* Begin *

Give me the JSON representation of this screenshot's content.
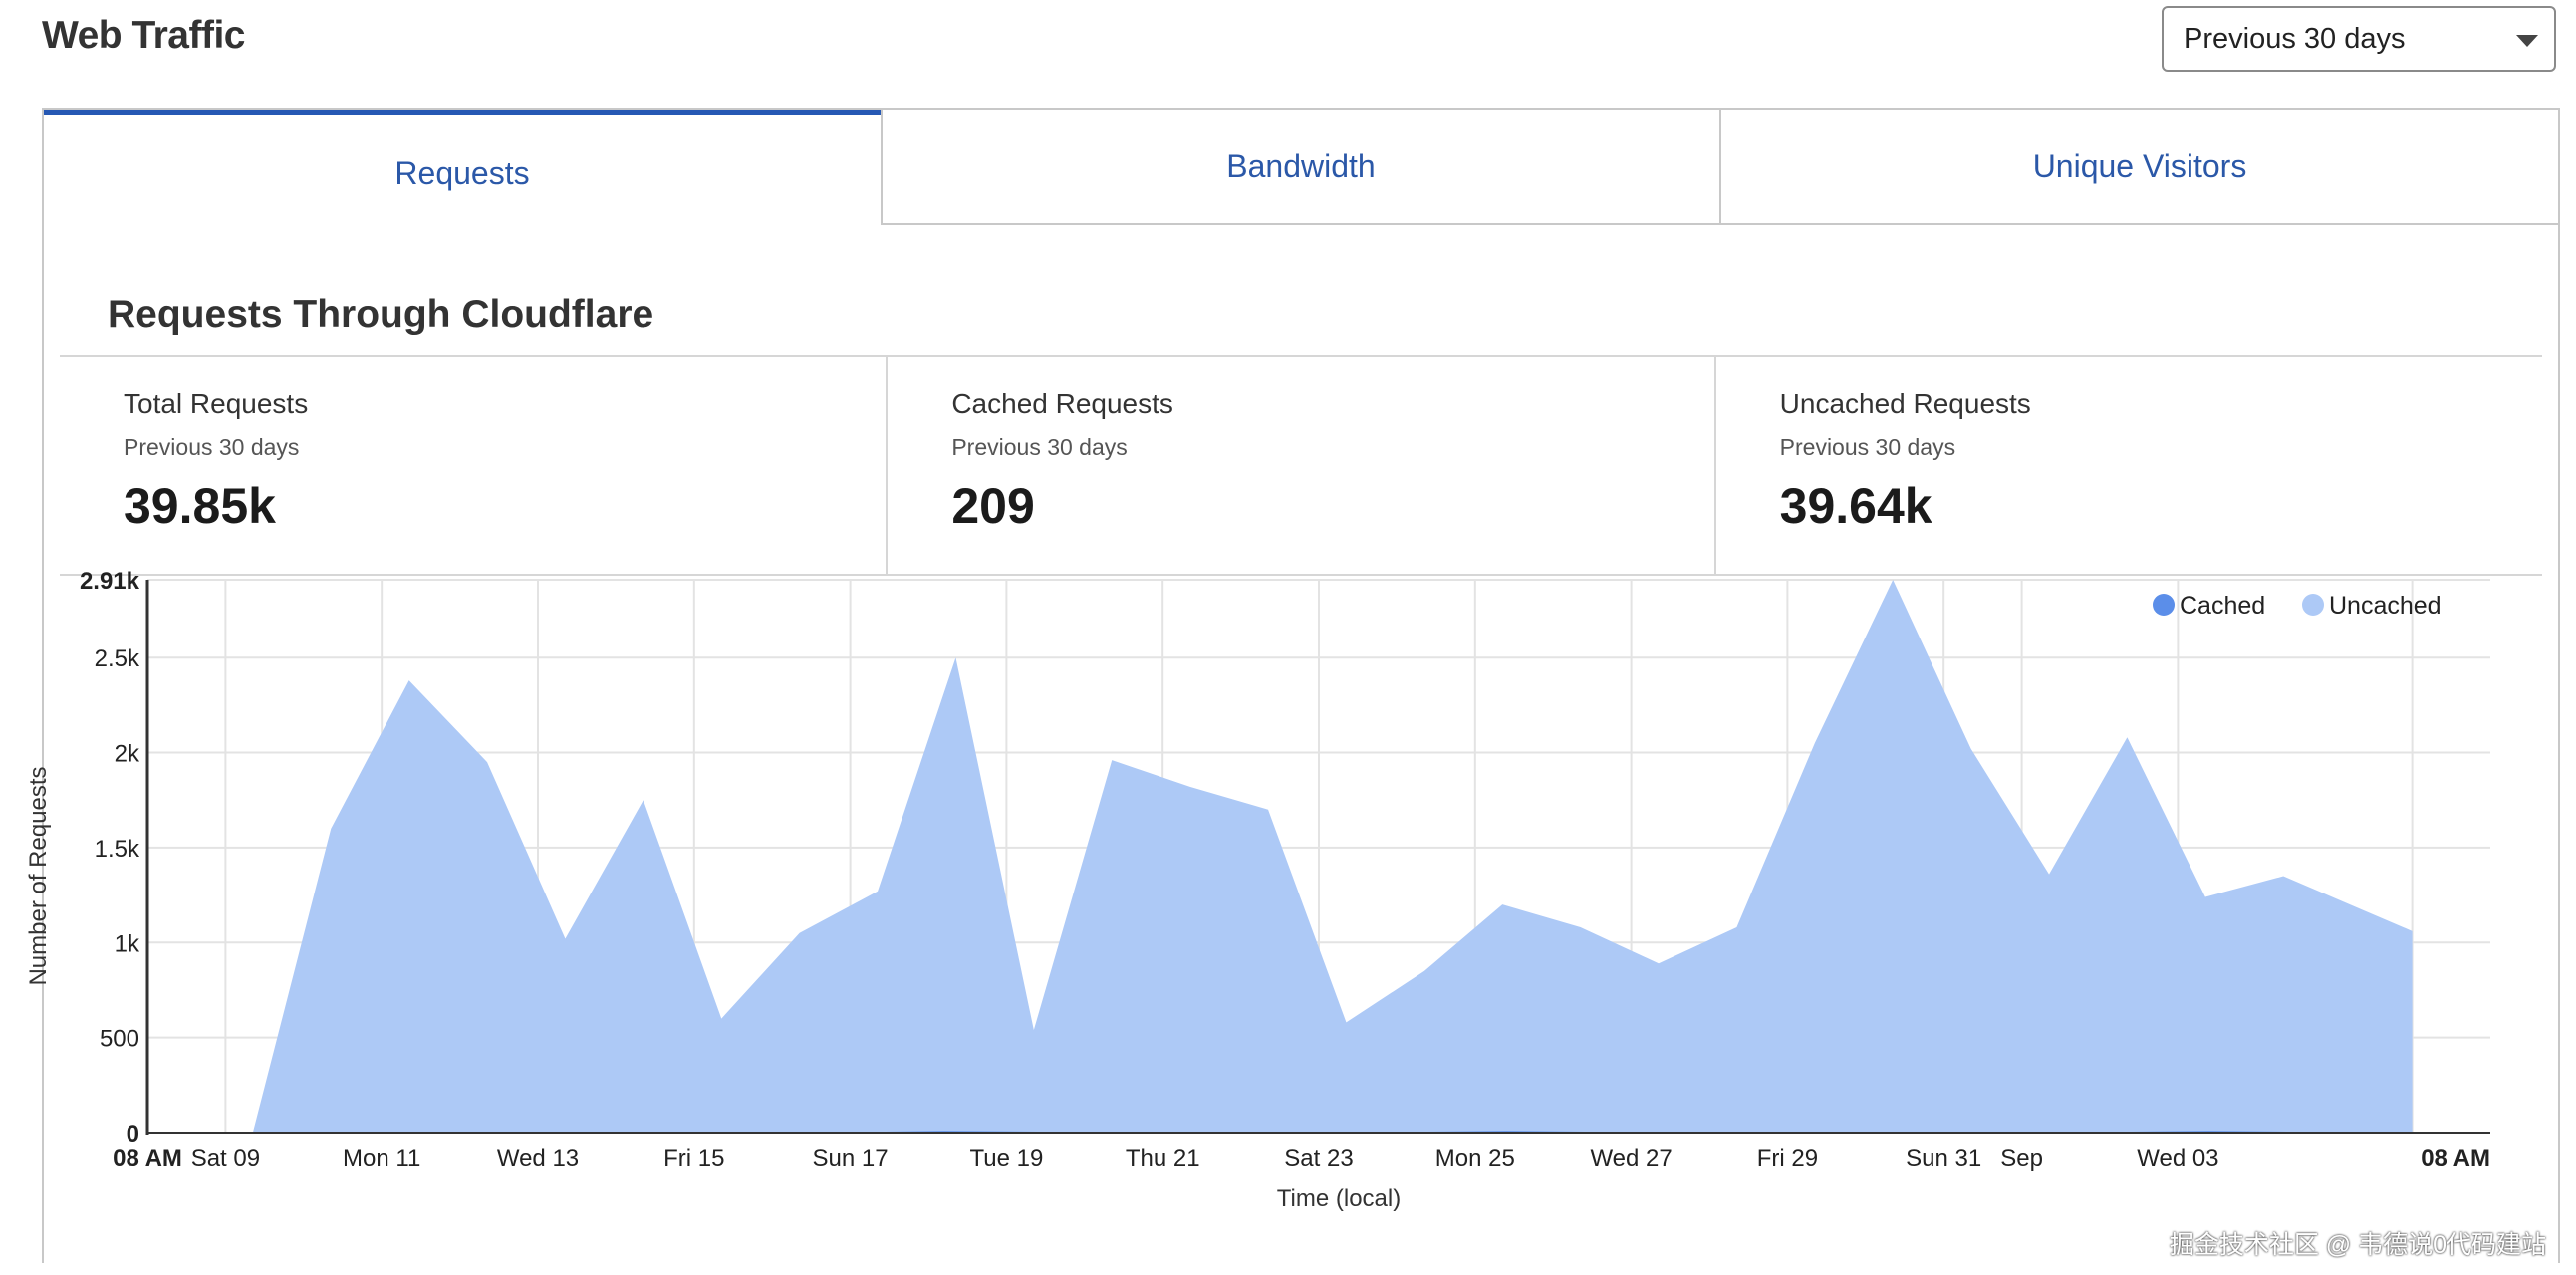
{
  "header": {
    "title": "Web Traffic",
    "range_select": {
      "selected": "Previous 30 days",
      "icon": "chevron-down-icon"
    }
  },
  "tabs": [
    {
      "label": "Requests",
      "active": true
    },
    {
      "label": "Bandwidth",
      "active": false
    },
    {
      "label": "Unique Visitors",
      "active": false
    }
  ],
  "section": {
    "title": "Requests Through Cloudflare"
  },
  "stats": [
    {
      "label": "Total Requests",
      "period": "Previous 30 days",
      "value": "39.85k"
    },
    {
      "label": "Cached Requests",
      "period": "Previous 30 days",
      "value": "209"
    },
    {
      "label": "Uncached Requests",
      "period": "Previous 30 days",
      "value": "39.64k"
    }
  ],
  "chart_data": {
    "type": "area",
    "ylabel": "Number of Requests",
    "xlabel": "Time (local)",
    "ylim": [
      0,
      2910
    ],
    "y_ticks": [
      {
        "value": 0,
        "label": "0"
      },
      {
        "value": 500,
        "label": "500"
      },
      {
        "value": 1000,
        "label": "1k"
      },
      {
        "value": 1500,
        "label": "1.5k"
      },
      {
        "value": 2000,
        "label": "2k"
      },
      {
        "value": 2500,
        "label": "2.5k"
      },
      {
        "value": 2910,
        "label": "2.91k"
      }
    ],
    "x_range": [
      0,
      30
    ],
    "x_ticks": [
      {
        "x": 0,
        "label": "08 AM",
        "bold": true
      },
      {
        "x": 1,
        "label": "Sat 09"
      },
      {
        "x": 3,
        "label": "Mon 11"
      },
      {
        "x": 5,
        "label": "Wed 13"
      },
      {
        "x": 7,
        "label": "Fri 15"
      },
      {
        "x": 9,
        "label": "Sun 17"
      },
      {
        "x": 11,
        "label": "Tue 19"
      },
      {
        "x": 13,
        "label": "Thu 21"
      },
      {
        "x": 15,
        "label": "Sat 23"
      },
      {
        "x": 17,
        "label": "Mon 25"
      },
      {
        "x": 19,
        "label": "Wed 27"
      },
      {
        "x": 21,
        "label": "Fri 29"
      },
      {
        "x": 23,
        "label": "Sun 31"
      },
      {
        "x": 24,
        "label": "Sep"
      },
      {
        "x": 26,
        "label": "Wed 03"
      },
      {
        "x": 29,
        "label": "08 AM",
        "bold": true
      }
    ],
    "grid": true,
    "legend_position": "top-right",
    "series": [
      {
        "name": "Cached",
        "color": "#5b8ee9",
        "points": [
          [
            0,
            0
          ],
          [
            1,
            0
          ],
          [
            1.4,
            0
          ],
          [
            2.4,
            5
          ],
          [
            3.4,
            5
          ],
          [
            4.4,
            5
          ],
          [
            5.4,
            5
          ],
          [
            6.4,
            5
          ],
          [
            7.4,
            5
          ],
          [
            8.4,
            5
          ],
          [
            9.4,
            5
          ],
          [
            10.2,
            10
          ],
          [
            11.4,
            5
          ],
          [
            12.4,
            5
          ],
          [
            13.4,
            5
          ],
          [
            14.4,
            5
          ],
          [
            15.4,
            5
          ],
          [
            16.4,
            5
          ],
          [
            17.4,
            10
          ],
          [
            18.4,
            5
          ],
          [
            19.4,
            5
          ],
          [
            20.4,
            5
          ],
          [
            21.4,
            5
          ],
          [
            22.4,
            5
          ],
          [
            23.4,
            5
          ],
          [
            24.4,
            5
          ],
          [
            25.4,
            5
          ],
          [
            26.4,
            10
          ],
          [
            27.4,
            5
          ],
          [
            29,
            5
          ]
        ]
      },
      {
        "name": "Uncached",
        "color": "#adc9f6",
        "points": [
          [
            0,
            0
          ],
          [
            1,
            0
          ],
          [
            1.35,
            0
          ],
          [
            2.35,
            1600
          ],
          [
            3.35,
            2380
          ],
          [
            4.35,
            1950
          ],
          [
            5.35,
            1020
          ],
          [
            6.35,
            1750
          ],
          [
            7.35,
            600
          ],
          [
            8.35,
            1050
          ],
          [
            9.35,
            1270
          ],
          [
            10.35,
            2500
          ],
          [
            11.35,
            540
          ],
          [
            12.35,
            1960
          ],
          [
            13.35,
            1820
          ],
          [
            14.35,
            1700
          ],
          [
            15.35,
            580
          ],
          [
            16.35,
            850
          ],
          [
            17.35,
            1200
          ],
          [
            18.35,
            1080
          ],
          [
            19.35,
            890
          ],
          [
            20.35,
            1080
          ],
          [
            21.35,
            2050
          ],
          [
            22.35,
            2910
          ],
          [
            23.35,
            2020
          ],
          [
            24.35,
            1360
          ],
          [
            25.35,
            2080
          ],
          [
            26.35,
            1240
          ],
          [
            27.35,
            1350
          ],
          [
            29,
            1060
          ]
        ]
      }
    ]
  },
  "watermark": "掘金技术社区 @ 韦德说0代码建站"
}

* End *

> Set exercise: Omit the pictures. Output every record above word for word.

> In response:
Give me the JSON representation of this screenshot's content.
{
  "header": {
    "title": "Web Traffic",
    "range_select": {
      "selected": "Previous 30 days",
      "icon": "chevron-down-icon"
    }
  },
  "tabs": [
    {
      "label": "Requests",
      "active": true
    },
    {
      "label": "Bandwidth",
      "active": false
    },
    {
      "label": "Unique Visitors",
      "active": false
    }
  ],
  "section": {
    "title": "Requests Through Cloudflare"
  },
  "stats": [
    {
      "label": "Total Requests",
      "period": "Previous 30 days",
      "value": "39.85k"
    },
    {
      "label": "Cached Requests",
      "period": "Previous 30 days",
      "value": "209"
    },
    {
      "label": "Uncached Requests",
      "period": "Previous 30 days",
      "value": "39.64k"
    }
  ],
  "chart_data": {
    "type": "area",
    "ylabel": "Number of Requests",
    "xlabel": "Time (local)",
    "ylim": [
      0,
      2910
    ],
    "y_ticks": [
      {
        "value": 0,
        "label": "0"
      },
      {
        "value": 500,
        "label": "500"
      },
      {
        "value": 1000,
        "label": "1k"
      },
      {
        "value": 1500,
        "label": "1.5k"
      },
      {
        "value": 2000,
        "label": "2k"
      },
      {
        "value": 2500,
        "label": "2.5k"
      },
      {
        "value": 2910,
        "label": "2.91k"
      }
    ],
    "x_range": [
      0,
      30
    ],
    "x_ticks": [
      {
        "x": 0,
        "label": "08 AM",
        "bold": true
      },
      {
        "x": 1,
        "label": "Sat 09"
      },
      {
        "x": 3,
        "label": "Mon 11"
      },
      {
        "x": 5,
        "label": "Wed 13"
      },
      {
        "x": 7,
        "label": "Fri 15"
      },
      {
        "x": 9,
        "label": "Sun 17"
      },
      {
        "x": 11,
        "label": "Tue 19"
      },
      {
        "x": 13,
        "label": "Thu 21"
      },
      {
        "x": 15,
        "label": "Sat 23"
      },
      {
        "x": 17,
        "label": "Mon 25"
      },
      {
        "x": 19,
        "label": "Wed 27"
      },
      {
        "x": 21,
        "label": "Fri 29"
      },
      {
        "x": 23,
        "label": "Sun 31"
      },
      {
        "x": 24,
        "label": "Sep"
      },
      {
        "x": 26,
        "label": "Wed 03"
      },
      {
        "x": 29,
        "label": "08 AM",
        "bold": true
      }
    ],
    "grid": true,
    "legend_position": "top-right",
    "series": [
      {
        "name": "Cached",
        "color": "#5b8ee9",
        "points": [
          [
            0,
            0
          ],
          [
            1,
            0
          ],
          [
            1.4,
            0
          ],
          [
            2.4,
            5
          ],
          [
            3.4,
            5
          ],
          [
            4.4,
            5
          ],
          [
            5.4,
            5
          ],
          [
            6.4,
            5
          ],
          [
            7.4,
            5
          ],
          [
            8.4,
            5
          ],
          [
            9.4,
            5
          ],
          [
            10.2,
            10
          ],
          [
            11.4,
            5
          ],
          [
            12.4,
            5
          ],
          [
            13.4,
            5
          ],
          [
            14.4,
            5
          ],
          [
            15.4,
            5
          ],
          [
            16.4,
            5
          ],
          [
            17.4,
            10
          ],
          [
            18.4,
            5
          ],
          [
            19.4,
            5
          ],
          [
            20.4,
            5
          ],
          [
            21.4,
            5
          ],
          [
            22.4,
            5
          ],
          [
            23.4,
            5
          ],
          [
            24.4,
            5
          ],
          [
            25.4,
            5
          ],
          [
            26.4,
            10
          ],
          [
            27.4,
            5
          ],
          [
            29,
            5
          ]
        ]
      },
      {
        "name": "Uncached",
        "color": "#adc9f6",
        "points": [
          [
            0,
            0
          ],
          [
            1,
            0
          ],
          [
            1.35,
            0
          ],
          [
            2.35,
            1600
          ],
          [
            3.35,
            2380
          ],
          [
            4.35,
            1950
          ],
          [
            5.35,
            1020
          ],
          [
            6.35,
            1750
          ],
          [
            7.35,
            600
          ],
          [
            8.35,
            1050
          ],
          [
            9.35,
            1270
          ],
          [
            10.35,
            2500
          ],
          [
            11.35,
            540
          ],
          [
            12.35,
            1960
          ],
          [
            13.35,
            1820
          ],
          [
            14.35,
            1700
          ],
          [
            15.35,
            580
          ],
          [
            16.35,
            850
          ],
          [
            17.35,
            1200
          ],
          [
            18.35,
            1080
          ],
          [
            19.35,
            890
          ],
          [
            20.35,
            1080
          ],
          [
            21.35,
            2050
          ],
          [
            22.35,
            2910
          ],
          [
            23.35,
            2020
          ],
          [
            24.35,
            1360
          ],
          [
            25.35,
            2080
          ],
          [
            26.35,
            1240
          ],
          [
            27.35,
            1350
          ],
          [
            29,
            1060
          ]
        ]
      }
    ]
  },
  "watermark": "掘金技术社区 @ 韦德说0代码建站"
}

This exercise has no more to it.